** begin **

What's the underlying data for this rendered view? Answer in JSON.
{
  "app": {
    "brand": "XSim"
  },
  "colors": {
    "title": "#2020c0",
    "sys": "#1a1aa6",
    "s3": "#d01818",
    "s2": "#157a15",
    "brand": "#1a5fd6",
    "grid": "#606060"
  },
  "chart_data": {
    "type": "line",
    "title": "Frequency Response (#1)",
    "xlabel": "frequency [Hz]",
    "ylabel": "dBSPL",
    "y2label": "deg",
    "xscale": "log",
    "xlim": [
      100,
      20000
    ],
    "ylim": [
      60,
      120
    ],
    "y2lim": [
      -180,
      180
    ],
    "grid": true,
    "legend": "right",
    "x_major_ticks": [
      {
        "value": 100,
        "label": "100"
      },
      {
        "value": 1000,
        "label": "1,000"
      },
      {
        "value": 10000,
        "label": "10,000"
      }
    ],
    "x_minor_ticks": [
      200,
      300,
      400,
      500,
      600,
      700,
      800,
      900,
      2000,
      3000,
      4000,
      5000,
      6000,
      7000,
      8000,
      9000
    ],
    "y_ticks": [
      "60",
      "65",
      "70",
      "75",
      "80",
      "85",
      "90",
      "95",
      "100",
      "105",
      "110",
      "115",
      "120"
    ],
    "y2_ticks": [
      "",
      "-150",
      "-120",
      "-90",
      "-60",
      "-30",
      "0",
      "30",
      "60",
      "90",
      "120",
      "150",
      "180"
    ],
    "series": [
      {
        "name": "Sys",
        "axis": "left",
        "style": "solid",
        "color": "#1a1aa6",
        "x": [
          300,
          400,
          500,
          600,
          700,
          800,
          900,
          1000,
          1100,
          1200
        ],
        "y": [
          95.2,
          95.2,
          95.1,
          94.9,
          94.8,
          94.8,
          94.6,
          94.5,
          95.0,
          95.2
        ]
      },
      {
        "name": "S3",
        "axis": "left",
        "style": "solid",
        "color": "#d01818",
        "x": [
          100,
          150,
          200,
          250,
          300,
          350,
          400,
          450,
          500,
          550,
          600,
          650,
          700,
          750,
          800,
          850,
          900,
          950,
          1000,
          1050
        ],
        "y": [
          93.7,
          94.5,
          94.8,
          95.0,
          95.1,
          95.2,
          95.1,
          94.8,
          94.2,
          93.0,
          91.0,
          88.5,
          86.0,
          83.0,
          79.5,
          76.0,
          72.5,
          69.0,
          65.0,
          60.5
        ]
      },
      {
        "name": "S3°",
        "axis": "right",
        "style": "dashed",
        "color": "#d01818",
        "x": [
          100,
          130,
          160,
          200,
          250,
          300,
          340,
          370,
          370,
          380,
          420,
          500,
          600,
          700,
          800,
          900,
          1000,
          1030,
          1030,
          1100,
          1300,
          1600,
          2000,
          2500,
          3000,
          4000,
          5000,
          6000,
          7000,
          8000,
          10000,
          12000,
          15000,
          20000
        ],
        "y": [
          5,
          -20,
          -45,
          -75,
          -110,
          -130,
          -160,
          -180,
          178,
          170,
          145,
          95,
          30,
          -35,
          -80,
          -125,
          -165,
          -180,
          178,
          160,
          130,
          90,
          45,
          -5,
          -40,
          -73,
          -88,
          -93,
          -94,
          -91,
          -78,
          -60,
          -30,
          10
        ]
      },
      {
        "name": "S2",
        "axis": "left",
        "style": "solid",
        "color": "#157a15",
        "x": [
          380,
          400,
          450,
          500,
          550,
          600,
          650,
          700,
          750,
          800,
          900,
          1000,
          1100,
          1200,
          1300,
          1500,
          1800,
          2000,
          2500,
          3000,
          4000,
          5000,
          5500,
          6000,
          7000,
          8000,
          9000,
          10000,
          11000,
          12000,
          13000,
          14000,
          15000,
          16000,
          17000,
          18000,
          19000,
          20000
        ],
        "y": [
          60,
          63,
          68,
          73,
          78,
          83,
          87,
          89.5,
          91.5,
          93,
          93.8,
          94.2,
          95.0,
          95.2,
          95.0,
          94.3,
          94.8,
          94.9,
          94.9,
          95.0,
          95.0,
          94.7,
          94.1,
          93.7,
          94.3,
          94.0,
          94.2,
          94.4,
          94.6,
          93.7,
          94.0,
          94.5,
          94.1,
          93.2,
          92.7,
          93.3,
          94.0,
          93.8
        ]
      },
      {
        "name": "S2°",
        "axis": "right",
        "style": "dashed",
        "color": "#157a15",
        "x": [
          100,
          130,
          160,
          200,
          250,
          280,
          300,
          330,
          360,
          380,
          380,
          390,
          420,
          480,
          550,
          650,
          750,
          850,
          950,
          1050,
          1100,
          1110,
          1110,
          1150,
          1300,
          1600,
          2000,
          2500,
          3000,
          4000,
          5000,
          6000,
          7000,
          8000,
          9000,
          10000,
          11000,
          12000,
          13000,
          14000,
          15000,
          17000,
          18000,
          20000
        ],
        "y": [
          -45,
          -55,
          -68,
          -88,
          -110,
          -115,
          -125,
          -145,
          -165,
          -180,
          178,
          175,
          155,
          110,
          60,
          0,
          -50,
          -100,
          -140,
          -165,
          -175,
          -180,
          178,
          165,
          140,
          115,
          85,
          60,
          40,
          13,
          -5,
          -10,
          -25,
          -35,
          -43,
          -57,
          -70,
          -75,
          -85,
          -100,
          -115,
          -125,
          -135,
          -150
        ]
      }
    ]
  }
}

** end **

Copy out every line that includes the word "title".

### Task answer
    "title": "#2020c0",
    "title": "Frequency Response (#1)",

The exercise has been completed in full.